§ **GOAL OF THE EXERCISE**:
Without the pictures, can you quote each line below exactly?

"""

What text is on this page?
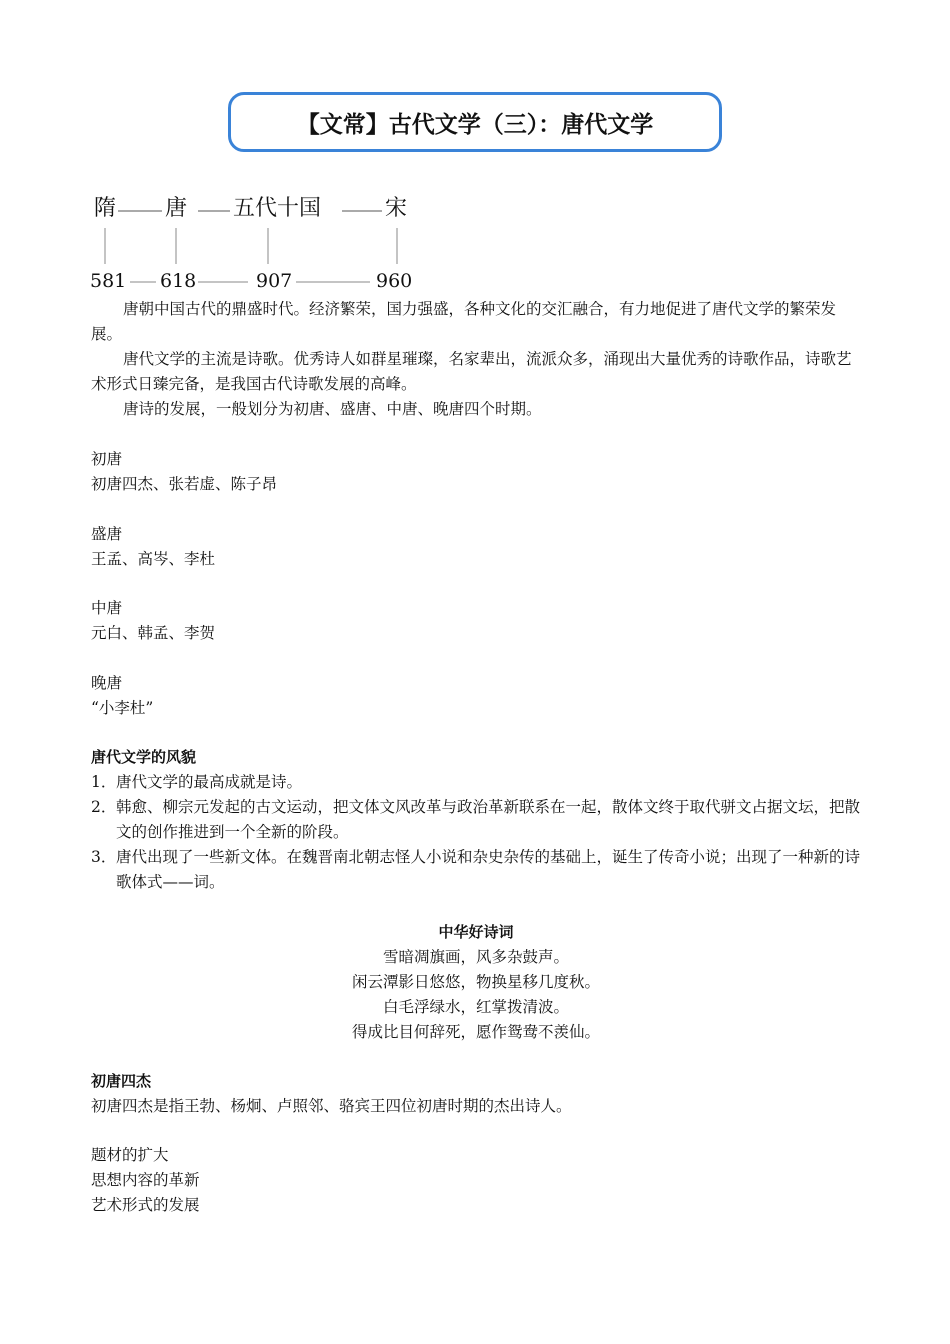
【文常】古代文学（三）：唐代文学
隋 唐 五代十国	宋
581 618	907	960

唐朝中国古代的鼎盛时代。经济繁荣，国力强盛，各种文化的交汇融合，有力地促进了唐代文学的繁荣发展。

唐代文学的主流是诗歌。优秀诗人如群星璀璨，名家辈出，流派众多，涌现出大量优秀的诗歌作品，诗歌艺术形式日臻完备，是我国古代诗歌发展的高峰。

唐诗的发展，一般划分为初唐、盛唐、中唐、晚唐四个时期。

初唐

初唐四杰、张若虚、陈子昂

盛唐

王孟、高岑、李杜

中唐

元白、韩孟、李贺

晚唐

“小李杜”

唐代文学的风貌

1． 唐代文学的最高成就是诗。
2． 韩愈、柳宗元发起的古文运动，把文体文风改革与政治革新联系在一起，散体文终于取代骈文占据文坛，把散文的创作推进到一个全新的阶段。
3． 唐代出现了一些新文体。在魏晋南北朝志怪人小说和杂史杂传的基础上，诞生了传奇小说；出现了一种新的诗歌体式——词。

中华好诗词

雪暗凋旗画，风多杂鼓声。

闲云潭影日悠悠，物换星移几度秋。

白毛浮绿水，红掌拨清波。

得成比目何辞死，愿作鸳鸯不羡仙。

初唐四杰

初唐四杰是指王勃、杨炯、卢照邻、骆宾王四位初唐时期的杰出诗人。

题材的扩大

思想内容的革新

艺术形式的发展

"""

§ **RIGHT ANSWER**:
What text is on this page?
【文常】古代文学（三）：唐代文学
隋 唐 五代十国	宋
581 618	907	960

唐朝中国古代的鼎盛时代。经济繁荣，国力强盛，各种文化的交汇融合，有力地促进了唐代文学的繁荣发展。

唐代文学的主流是诗歌。优秀诗人如群星璀璨，名家辈出，流派众多，涌现出大量优秀的诗歌作品，诗歌艺术形式日臻完备，是我国古代诗歌发展的高峰。

唐诗的发展，一般划分为初唐、盛唐、中唐、晚唐四个时期。

初唐

初唐四杰、张若虚、陈子昂

盛唐

王孟、高岑、李杜

中唐

元白、韩孟、李贺

晚唐

“小李杜”

唐代文学的风貌

1． 唐代文学的最高成就是诗。
2． 韩愈、柳宗元发起的古文运动，把文体文风改革与政治革新联系在一起，散体文终于取代骈文占据文坛，把散文的创作推进到一个全新的阶段。
3． 唐代出现了一些新文体。在魏晋南北朝志怪人小说和杂史杂传的基础上，诞生了传奇小说；出现了一种新的诗歌体式——词。

中华好诗词

雪暗凋旗画，风多杂鼓声。

闲云潭影日悠悠，物换星移几度秋。

白毛浮绿水，红掌拨清波。

得成比目何辞死，愿作鸳鸯不羡仙。

初唐四杰

初唐四杰是指王勃、杨炯、卢照邻、骆宾王四位初唐时期的杰出诗人。

题材的扩大

思想内容的革新

艺术形式的发展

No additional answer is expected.